[Material provided start]

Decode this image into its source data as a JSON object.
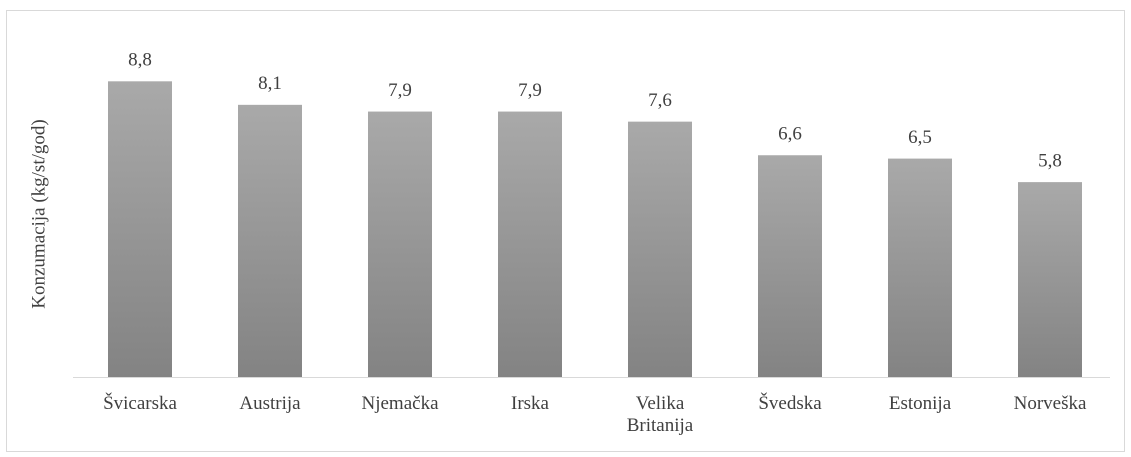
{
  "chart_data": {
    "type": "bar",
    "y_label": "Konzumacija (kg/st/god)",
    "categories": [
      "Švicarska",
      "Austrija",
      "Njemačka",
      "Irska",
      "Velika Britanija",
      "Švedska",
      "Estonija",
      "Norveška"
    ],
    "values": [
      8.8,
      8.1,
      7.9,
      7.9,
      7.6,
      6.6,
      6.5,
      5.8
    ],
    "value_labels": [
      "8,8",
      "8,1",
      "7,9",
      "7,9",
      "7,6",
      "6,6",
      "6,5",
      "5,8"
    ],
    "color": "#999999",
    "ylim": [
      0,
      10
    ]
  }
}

[Material provided end]
[Material provided start]

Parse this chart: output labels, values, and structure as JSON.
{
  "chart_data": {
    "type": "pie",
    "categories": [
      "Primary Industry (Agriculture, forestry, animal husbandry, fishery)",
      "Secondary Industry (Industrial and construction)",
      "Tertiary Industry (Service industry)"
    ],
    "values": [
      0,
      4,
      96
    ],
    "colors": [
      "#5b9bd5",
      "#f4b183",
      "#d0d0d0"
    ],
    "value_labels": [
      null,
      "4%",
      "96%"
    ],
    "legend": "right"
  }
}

[Material provided end]
[Material provided start]

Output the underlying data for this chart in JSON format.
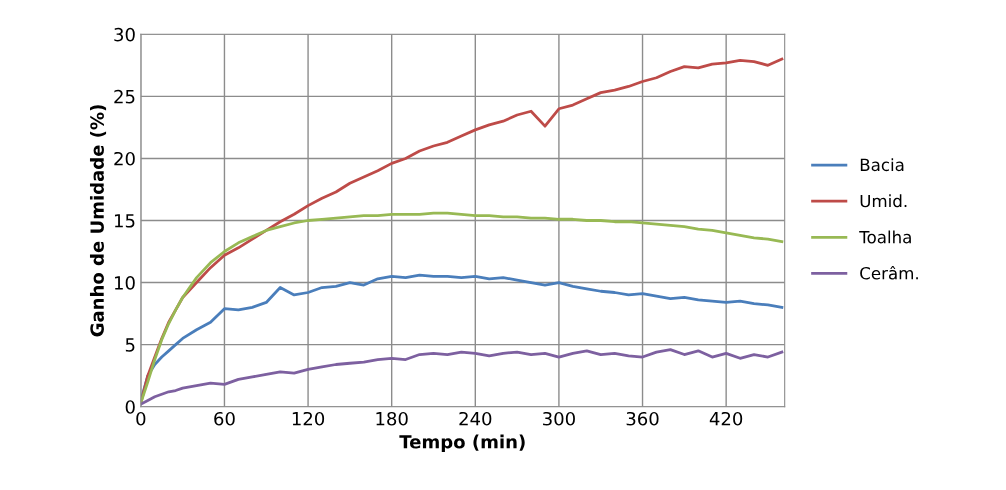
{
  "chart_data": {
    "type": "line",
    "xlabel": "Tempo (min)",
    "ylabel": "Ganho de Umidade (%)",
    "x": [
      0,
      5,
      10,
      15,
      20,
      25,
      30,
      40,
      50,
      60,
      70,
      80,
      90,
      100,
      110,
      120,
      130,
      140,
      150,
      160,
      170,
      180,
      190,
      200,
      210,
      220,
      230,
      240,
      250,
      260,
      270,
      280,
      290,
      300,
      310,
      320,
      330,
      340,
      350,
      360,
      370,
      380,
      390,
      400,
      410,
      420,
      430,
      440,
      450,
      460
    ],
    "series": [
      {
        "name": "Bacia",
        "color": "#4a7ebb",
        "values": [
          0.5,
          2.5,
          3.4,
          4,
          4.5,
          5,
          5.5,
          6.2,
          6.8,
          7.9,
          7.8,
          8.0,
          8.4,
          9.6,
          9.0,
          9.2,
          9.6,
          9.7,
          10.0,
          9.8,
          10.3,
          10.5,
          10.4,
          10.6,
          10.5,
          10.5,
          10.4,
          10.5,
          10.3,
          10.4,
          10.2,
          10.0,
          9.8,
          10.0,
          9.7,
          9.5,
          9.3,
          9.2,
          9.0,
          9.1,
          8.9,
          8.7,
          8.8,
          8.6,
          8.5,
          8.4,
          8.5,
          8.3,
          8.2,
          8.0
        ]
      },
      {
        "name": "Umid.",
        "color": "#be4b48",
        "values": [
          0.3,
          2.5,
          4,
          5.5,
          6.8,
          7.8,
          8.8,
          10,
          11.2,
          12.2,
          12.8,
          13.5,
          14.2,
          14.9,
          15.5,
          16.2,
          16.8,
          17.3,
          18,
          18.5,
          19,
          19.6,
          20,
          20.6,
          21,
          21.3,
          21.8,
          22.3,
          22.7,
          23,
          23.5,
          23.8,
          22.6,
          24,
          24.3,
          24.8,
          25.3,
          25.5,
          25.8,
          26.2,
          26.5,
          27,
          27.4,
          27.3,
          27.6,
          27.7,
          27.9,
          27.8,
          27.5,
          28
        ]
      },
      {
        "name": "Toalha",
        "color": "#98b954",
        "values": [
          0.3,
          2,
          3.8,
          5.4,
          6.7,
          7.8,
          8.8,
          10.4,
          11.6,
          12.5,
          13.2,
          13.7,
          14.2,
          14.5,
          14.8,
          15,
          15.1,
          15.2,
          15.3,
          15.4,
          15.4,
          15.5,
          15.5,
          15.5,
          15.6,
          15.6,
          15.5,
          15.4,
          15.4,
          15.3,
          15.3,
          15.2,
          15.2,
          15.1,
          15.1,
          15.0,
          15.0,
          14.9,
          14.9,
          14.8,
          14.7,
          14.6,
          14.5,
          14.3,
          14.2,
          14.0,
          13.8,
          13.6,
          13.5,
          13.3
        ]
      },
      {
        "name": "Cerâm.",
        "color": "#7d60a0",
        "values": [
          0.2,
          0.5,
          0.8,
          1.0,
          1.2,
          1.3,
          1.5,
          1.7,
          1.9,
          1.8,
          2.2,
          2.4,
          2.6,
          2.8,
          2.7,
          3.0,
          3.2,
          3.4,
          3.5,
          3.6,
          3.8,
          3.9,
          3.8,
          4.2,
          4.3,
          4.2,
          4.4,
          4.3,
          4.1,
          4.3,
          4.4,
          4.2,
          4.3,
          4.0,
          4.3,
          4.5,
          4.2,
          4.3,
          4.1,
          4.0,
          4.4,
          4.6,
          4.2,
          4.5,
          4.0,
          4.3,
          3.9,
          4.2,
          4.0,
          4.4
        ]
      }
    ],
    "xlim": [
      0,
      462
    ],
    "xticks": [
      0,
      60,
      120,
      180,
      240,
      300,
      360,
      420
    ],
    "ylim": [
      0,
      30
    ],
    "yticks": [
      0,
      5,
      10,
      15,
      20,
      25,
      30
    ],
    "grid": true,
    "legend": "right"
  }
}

[Material provided end]

Given task
Say how many lines include the word "this"; reply with the number alone.

Completed exercise
3